Work to do: Copy out word for word the lines below, starting with the line that contains "Patent image size: (918, 726)." and going on through the line that contains "The position detecting".

Items:
>> Start

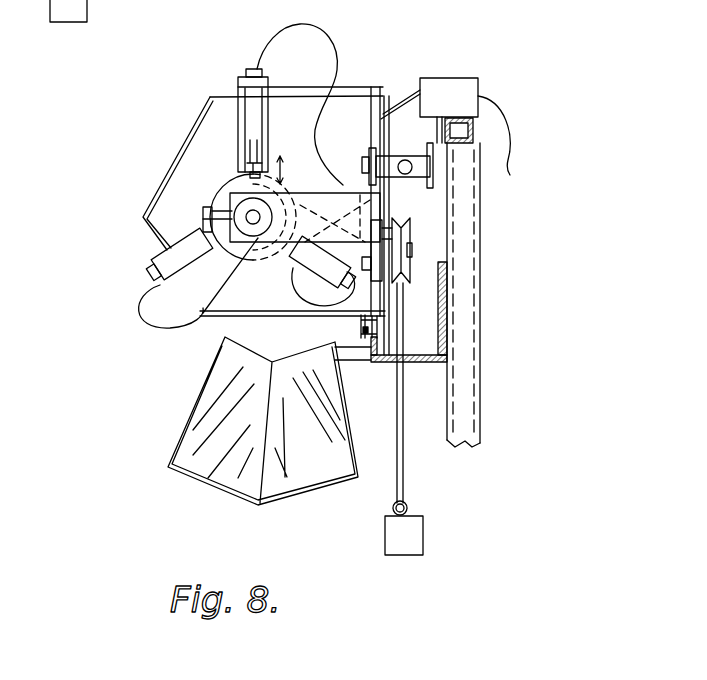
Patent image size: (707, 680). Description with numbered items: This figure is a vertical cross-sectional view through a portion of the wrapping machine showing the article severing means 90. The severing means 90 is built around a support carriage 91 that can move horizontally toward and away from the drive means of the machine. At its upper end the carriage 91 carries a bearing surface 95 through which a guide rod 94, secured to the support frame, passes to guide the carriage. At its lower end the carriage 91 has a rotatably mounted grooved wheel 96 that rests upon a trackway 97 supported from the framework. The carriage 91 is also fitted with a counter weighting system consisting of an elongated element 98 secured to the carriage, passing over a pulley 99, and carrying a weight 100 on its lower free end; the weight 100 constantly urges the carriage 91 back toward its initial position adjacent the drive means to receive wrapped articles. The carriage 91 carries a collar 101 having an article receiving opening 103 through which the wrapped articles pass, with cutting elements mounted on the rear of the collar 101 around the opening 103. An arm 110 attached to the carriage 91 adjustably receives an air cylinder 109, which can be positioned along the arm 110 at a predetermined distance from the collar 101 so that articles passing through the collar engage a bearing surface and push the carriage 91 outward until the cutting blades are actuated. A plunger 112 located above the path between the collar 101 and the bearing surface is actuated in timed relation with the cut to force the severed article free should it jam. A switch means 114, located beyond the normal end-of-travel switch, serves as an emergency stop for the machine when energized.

>> End
>> Start

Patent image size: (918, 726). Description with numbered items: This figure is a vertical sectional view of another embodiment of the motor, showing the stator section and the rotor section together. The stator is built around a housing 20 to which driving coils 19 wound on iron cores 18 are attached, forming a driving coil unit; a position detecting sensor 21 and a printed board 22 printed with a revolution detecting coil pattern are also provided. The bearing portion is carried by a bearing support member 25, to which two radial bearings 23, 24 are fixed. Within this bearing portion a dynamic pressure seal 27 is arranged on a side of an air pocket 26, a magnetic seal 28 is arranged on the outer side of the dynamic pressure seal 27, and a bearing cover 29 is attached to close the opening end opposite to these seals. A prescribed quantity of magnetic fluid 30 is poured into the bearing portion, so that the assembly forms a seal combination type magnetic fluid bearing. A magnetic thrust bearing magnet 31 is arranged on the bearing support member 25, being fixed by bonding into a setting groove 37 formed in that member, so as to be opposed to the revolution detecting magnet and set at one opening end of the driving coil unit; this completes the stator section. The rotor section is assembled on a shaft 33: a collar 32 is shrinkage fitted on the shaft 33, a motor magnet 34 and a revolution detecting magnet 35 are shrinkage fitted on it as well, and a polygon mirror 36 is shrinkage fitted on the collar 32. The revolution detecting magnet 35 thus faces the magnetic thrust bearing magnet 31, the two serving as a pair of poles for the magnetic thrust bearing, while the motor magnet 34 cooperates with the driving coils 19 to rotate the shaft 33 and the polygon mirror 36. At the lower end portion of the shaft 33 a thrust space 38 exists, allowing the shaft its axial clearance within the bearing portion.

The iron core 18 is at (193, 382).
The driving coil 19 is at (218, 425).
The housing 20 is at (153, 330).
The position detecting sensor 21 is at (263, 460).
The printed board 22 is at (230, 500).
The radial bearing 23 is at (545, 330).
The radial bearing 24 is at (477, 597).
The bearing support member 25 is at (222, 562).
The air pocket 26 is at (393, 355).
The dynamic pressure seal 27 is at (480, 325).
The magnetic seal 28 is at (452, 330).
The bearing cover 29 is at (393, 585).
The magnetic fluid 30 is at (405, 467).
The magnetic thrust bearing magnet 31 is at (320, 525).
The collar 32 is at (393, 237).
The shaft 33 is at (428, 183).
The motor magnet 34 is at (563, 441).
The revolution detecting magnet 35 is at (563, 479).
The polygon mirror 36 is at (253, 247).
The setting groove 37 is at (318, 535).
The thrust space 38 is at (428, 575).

>> End

Correct result:
Patent image size: (918, 726). Description with numbered items: This figure is a vertical sectional view of another embodiment of the motor, showing the stator section and the rotor section together. The stator is built around a housing 20 to which driving coils 19 wound on iron cores 18 are attached, forming a driving coil unit; a position detecting sensor 21 and a printed board 22 printed with a revolution detecting coil pattern are also provided. The bearing portion is carried by a bearing support member 25, to which two radial bearings 23, 24 are fixed. Within this bearing portion a dynamic pressure seal 27 is arranged on a side of an air pocket 26, a magnetic seal 28 is arranged on the outer side of the dynamic pressure seal 27, and a bearing cover 29 is attached to close the opening end opposite to these seals. A prescribed quantity of magnetic fluid 30 is poured into the bearing portion, so that the assembly forms a seal combination type magnetic fluid bearing. A magnetic thrust bearing magnet 31 is arranged on the bearing support member 25, being fixed by bonding into a setting groove 37 formed in that member, so as to be opposed to the revolution detecting magnet and set at one opening end of the driving coil unit; this completes the stator section. The rotor section is assembled on a shaft 33: a collar 32 is shrinkage fitted on the shaft 33, a motor magnet 34 and a revolution detecting magnet 35 are shrinkage fitted on it as well, and a polygon mirror 36 is shrinkage fitted on the collar 32. The revolution detecting magnet 35 thus faces the magnetic thrust bearing magnet 31, the two serving as a pair of poles for the magnetic thrust bearing, while the motor magnet 34 cooperates with the driving coils 19 to rotate the shaft 33 and the polygon mirror 36. At the lower end portion of the shaft 33 a thrust space 38 exists, allowing the shaft its axial clearance within the bearing portion.

The iron core 18 is at (193, 382).
The driving coil 19 is at (218, 425).
The housing 20 is at (153, 330).
The position detecting sensor 21 is at (263, 460).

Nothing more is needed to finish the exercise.